======== Data in this exercise

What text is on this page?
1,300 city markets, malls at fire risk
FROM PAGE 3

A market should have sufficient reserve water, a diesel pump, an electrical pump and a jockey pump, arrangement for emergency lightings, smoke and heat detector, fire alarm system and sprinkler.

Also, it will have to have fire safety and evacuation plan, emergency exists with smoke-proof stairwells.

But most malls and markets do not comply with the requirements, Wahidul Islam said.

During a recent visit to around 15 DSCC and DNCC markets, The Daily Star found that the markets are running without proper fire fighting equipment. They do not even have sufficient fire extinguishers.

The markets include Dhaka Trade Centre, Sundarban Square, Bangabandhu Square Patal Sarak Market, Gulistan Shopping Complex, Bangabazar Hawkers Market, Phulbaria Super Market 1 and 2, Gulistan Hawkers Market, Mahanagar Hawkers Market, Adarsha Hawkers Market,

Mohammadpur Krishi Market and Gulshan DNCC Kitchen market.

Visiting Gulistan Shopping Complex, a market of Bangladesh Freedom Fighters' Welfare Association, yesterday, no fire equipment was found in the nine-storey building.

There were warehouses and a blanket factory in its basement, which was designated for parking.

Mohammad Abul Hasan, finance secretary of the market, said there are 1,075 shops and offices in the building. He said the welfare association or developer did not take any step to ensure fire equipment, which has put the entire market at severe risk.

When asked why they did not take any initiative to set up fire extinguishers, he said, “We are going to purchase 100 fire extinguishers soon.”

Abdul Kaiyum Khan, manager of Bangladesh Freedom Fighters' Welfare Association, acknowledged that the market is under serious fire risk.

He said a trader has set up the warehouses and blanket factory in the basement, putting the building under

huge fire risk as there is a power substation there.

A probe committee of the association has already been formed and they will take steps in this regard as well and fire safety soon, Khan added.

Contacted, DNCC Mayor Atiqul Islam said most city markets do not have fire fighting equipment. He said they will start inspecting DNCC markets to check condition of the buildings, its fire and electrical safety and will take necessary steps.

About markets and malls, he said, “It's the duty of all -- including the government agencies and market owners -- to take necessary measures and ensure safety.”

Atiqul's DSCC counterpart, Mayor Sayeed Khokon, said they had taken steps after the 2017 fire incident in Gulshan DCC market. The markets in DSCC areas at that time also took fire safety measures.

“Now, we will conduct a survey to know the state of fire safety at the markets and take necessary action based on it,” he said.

================

Short problem -
Select the lines that carry the string "smoke" and copy them.

Task response -
A market should have sufficient reserve water, a diesel pump, an electrical pump and a jockey pump, arrangement for emergency lightings, smoke and heat detector, fire alarm system and sprinkler.
Also, it will have to have fire safety and evacuation plan, emergency exists with smoke-proof stairwells.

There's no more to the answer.